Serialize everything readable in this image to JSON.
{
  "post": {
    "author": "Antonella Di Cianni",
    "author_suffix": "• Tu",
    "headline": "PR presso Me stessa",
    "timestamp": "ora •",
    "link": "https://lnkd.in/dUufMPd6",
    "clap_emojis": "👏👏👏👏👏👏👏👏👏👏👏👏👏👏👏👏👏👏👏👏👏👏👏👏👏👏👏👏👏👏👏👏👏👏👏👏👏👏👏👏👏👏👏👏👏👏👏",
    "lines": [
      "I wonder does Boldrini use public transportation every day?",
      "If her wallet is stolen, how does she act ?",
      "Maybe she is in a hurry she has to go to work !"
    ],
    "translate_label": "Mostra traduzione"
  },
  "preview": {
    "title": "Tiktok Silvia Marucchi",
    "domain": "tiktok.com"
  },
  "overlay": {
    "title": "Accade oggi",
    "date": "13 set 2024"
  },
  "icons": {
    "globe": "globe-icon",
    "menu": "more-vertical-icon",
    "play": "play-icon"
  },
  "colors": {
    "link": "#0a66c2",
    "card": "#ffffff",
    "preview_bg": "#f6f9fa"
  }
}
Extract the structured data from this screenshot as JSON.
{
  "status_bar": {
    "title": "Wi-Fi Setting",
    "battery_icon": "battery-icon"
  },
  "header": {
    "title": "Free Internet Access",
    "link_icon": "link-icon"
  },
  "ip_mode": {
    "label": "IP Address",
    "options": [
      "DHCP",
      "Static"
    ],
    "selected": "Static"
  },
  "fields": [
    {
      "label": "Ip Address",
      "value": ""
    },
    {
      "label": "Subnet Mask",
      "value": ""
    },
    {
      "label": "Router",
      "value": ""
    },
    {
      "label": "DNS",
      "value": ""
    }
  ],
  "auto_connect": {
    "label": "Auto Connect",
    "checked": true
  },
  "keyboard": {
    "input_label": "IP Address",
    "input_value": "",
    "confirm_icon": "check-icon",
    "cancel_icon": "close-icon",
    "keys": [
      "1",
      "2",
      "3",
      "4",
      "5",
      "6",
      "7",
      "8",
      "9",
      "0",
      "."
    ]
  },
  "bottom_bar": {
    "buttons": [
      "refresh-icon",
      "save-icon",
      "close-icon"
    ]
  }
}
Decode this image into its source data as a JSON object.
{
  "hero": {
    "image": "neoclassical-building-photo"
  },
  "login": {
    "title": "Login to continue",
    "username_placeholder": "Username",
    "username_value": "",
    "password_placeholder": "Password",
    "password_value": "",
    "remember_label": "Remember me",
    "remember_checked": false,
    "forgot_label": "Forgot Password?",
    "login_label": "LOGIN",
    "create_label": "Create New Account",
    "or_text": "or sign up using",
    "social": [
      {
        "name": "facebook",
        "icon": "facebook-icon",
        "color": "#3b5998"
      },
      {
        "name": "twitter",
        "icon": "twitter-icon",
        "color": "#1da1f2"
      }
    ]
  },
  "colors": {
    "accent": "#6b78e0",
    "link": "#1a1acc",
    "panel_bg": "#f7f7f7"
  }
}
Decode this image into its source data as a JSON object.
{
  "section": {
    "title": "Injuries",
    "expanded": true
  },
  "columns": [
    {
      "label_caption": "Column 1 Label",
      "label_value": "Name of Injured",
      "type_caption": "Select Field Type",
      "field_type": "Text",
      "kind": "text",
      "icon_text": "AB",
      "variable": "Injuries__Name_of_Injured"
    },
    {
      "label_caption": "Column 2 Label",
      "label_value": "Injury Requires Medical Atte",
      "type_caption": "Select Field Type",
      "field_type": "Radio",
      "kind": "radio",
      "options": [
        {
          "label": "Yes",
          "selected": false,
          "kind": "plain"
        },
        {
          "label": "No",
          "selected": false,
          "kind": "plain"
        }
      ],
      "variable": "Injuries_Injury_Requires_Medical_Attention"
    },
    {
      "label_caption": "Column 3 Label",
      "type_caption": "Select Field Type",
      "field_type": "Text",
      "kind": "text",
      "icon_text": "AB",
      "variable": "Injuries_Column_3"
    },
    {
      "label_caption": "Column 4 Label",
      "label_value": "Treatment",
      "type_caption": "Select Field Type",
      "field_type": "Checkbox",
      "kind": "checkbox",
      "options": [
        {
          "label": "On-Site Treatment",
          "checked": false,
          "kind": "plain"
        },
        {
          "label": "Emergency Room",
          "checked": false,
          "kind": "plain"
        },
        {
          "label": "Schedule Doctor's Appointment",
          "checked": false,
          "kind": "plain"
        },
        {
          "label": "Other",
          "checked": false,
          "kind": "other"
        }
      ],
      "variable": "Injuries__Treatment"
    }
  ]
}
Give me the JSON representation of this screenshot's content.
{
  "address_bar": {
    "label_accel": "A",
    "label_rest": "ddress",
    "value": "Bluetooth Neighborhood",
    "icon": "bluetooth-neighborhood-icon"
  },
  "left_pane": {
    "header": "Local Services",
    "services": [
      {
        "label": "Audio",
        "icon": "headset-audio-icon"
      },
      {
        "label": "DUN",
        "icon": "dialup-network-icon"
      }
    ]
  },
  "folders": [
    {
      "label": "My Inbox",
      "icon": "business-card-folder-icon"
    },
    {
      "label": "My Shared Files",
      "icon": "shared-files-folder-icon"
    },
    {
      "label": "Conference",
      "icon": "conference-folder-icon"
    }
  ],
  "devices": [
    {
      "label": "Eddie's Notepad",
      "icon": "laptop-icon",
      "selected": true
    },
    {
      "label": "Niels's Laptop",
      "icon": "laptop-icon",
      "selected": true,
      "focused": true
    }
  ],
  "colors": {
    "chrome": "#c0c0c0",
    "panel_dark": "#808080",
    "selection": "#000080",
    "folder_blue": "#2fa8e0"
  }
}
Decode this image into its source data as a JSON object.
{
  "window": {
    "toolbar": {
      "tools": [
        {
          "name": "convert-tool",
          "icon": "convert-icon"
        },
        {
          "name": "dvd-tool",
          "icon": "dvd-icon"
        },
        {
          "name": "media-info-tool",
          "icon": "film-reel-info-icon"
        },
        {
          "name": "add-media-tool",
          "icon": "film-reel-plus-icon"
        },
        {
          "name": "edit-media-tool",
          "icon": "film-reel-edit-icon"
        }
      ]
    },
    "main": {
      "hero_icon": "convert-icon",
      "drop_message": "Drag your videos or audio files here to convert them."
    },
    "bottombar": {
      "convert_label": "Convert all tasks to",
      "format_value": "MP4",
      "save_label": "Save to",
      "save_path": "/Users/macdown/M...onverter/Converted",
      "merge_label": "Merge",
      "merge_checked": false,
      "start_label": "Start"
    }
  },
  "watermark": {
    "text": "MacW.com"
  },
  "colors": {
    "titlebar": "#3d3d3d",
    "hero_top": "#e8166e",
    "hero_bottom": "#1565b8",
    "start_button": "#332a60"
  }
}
-----
[DIRECTION]:
Copy the material above back out, exactly as written.

[FINISHED ANSWER]:
Serialize everything readable in this image to JSON.
{
  "post": {
    "author": "Antonella Di Cianni",
    "author_suffix": "• Tu",
    "headline": "PR presso Me stessa",
    "timestamp": "ora •",
    "link": "https://lnkd.in/dUufMPd6",
    "clap_emojis": "👏👏👏👏👏👏👏👏👏👏👏👏👏👏👏👏👏👏👏👏👏👏👏👏👏👏👏👏👏👏👏👏👏👏👏👏👏👏👏👏👏👏👏👏👏👏👏",
    "lines": [
      "I wonder does Boldrini use public transportation every day?",
      "If her wallet is stolen, how does she act ?",
      "Maybe she is in a hurry she has to go to work !"
    ],
    "translate_label": "Mostra traduzione"
  },
  "preview": {
    "title": "Tiktok Silvia Marucchi",
    "domain": "tiktok.com"
  },
  "overlay": {
    "title": "Accade oggi",
    "date": "13 set 2024"
  },
  "icons": {
    "globe": "globe-icon",
    "menu": "more-vertical-icon",
    "play": "play-icon"
  },
  "colors": {
    "link": "#0a66c2",
    "card": "#ffffff",
    "preview_bg": "#f6f9fa"
  }
}
Extract the structured data from this screenshot as JSON.
{
  "status_bar": {
    "title": "Wi-Fi Setting",
    "battery_icon": "battery-icon"
  },
  "header": {
    "title": "Free Internet Access",
    "link_icon": "link-icon"
  },
  "ip_mode": {
    "label": "IP Address",
    "options": [
      "DHCP",
      "Static"
    ],
    "selected": "Static"
  },
  "fields": [
    {
      "label": "Ip Address",
      "value": ""
    },
    {
      "label": "Subnet Mask",
      "value": ""
    },
    {
      "label": "Router",
      "value": ""
    },
    {
      "label": "DNS",
      "value": ""
    }
  ],
  "auto_connect": {
    "label": "Auto Connect",
    "checked": true
  },
  "keyboard": {
    "input_label": "IP Address",
    "input_value": "",
    "confirm_icon": "check-icon",
    "cancel_icon": "close-icon",
    "keys": [
      "1",
      "2",
      "3",
      "4",
      "5",
      "6",
      "7",
      "8",
      "9",
      "0",
      "."
    ]
  },
  "bottom_bar": {
    "buttons": [
      "refresh-icon",
      "save-icon",
      "close-icon"
    ]
  }
}
Decode this image into its source data as a JSON object.
{
  "hero": {
    "image": "neoclassical-building-photo"
  },
  "login": {
    "title": "Login to continue",
    "username_placeholder": "Username",
    "username_value": "",
    "password_placeholder": "Password",
    "password_value": "",
    "remember_label": "Remember me",
    "remember_checked": false,
    "forgot_label": "Forgot Password?",
    "login_label": "LOGIN",
    "create_label": "Create New Account",
    "or_text": "or sign up using",
    "social": [
      {
        "name": "facebook",
        "icon": "facebook-icon",
        "color": "#3b5998"
      },
      {
        "name": "twitter",
        "icon": "twitter-icon",
        "color": "#1da1f2"
      }
    ]
  },
  "colors": {
    "accent": "#6b78e0",
    "link": "#1a1acc",
    "panel_bg": "#f7f7f7"
  }
}
Decode this image into its source data as a JSON object.
{
  "section": {
    "title": "Injuries",
    "expanded": true
  },
  "columns": [
    {
      "label_caption": "Column 1 Label",
      "label_value": "Name of Injured",
      "type_caption": "Select Field Type",
      "field_type": "Text",
      "kind": "text",
      "icon_text": "AB",
      "variable": "Injuries__Name_of_Injured"
    },
    {
      "label_caption": "Column 2 Label",
      "label_value": "Injury Requires Medical Atte",
      "type_caption": "Select Field Type",
      "field_type": "Radio",
      "kind": "radio",
      "options": [
        {
          "label": "Yes",
          "selected": false,
          "kind": "plain"
        },
        {
          "label": "No",
          "selected": false,
          "kind": "plain"
        }
      ],
      "variable": "Injuries_Injury_Requires_Medical_Attention"
    },
    {
      "label_caption": "Column 3 Label",
      "type_caption": "Select Field Type",
      "field_type": "Text",
      "kind": "text",
      "icon_text": "AB",
      "variable": "Injuries_Column_3"
    },
    {
      "label_caption": "Column 4 Label",
      "label_value": "Treatment",
      "type_caption": "Select Field Type",
      "field_type": "Checkbox",
      "kind": "checkbox",
      "options": [
        {
          "label": "On-Site Treatment",
          "checked": false,
          "kind": "plain"
        },
        {
          "label": "Emergency Room",
          "checked": false,
          "kind": "plain"
        },
        {
          "label": "Schedule Doctor's Appointment",
          "checked": false,
          "kind": "plain"
        },
        {
          "label": "Other",
          "checked": false,
          "kind": "other"
        }
      ],
      "variable": "Injuries__Treatment"
    }
  ]
}
Give me the JSON representation of this screenshot's content.
{
  "address_bar": {
    "label_accel": "A",
    "label_rest": "ddress",
    "value": "Bluetooth Neighborhood",
    "icon": "bluetooth-neighborhood-icon"
  },
  "left_pane": {
    "header": "Local Services",
    "services": [
      {
        "label": "Audio",
        "icon": "headset-audio-icon"
      },
      {
        "label": "DUN",
        "icon": "dialup-network-icon"
      }
    ]
  },
  "folders": [
    {
      "label": "My Inbox",
      "icon": "business-card-folder-icon"
    },
    {
      "label": "My Shared Files",
      "icon": "shared-files-folder-icon"
    },
    {
      "label": "Conference",
      "icon": "conference-folder-icon"
    }
  ],
  "devices": [
    {
      "label": "Eddie's Notepad",
      "icon": "laptop-icon",
      "selected": true
    },
    {
      "label": "Niels's Laptop",
      "icon": "laptop-icon",
      "selected": true,
      "focused": true
    }
  ],
  "colors": {
    "chrome": "#c0c0c0",
    "panel_dark": "#808080",
    "selection": "#000080",
    "folder_blue": "#2fa8e0"
  }
}
Decode this image into its source data as a JSON object.
{
  "window": {
    "toolbar": {
      "tools": [
        {
          "name": "convert-tool",
          "icon": "convert-icon"
        },
        {
          "name": "dvd-tool",
          "icon": "dvd-icon"
        },
        {
          "name": "media-info-tool",
          "icon": "film-reel-info-icon"
        },
        {
          "name": "add-media-tool",
          "icon": "film-reel-plus-icon"
        },
        {
          "name": "edit-media-tool",
          "icon": "film-reel-edit-icon"
        }
      ]
    },
    "main": {
      "hero_icon": "convert-icon",
      "drop_message": "Drag your videos or audio files here to convert them."
    },
    "bottombar": {
      "convert_label": "Convert all tasks to",
      "format_value": "MP4",
      "save_label": "Save to",
      "save_path": "/Users/macdown/M...onverter/Converted",
      "merge_label": "Merge",
      "merge_checked": false,
      "start_label": "Start"
    }
  },
  "watermark": {
    "text": "MacW.com"
  },
  "colors": {
    "titlebar": "#3d3d3d",
    "hero_top": "#e8166e",
    "hero_bottom": "#1565b8",
    "start_button": "#332a60"
  }
}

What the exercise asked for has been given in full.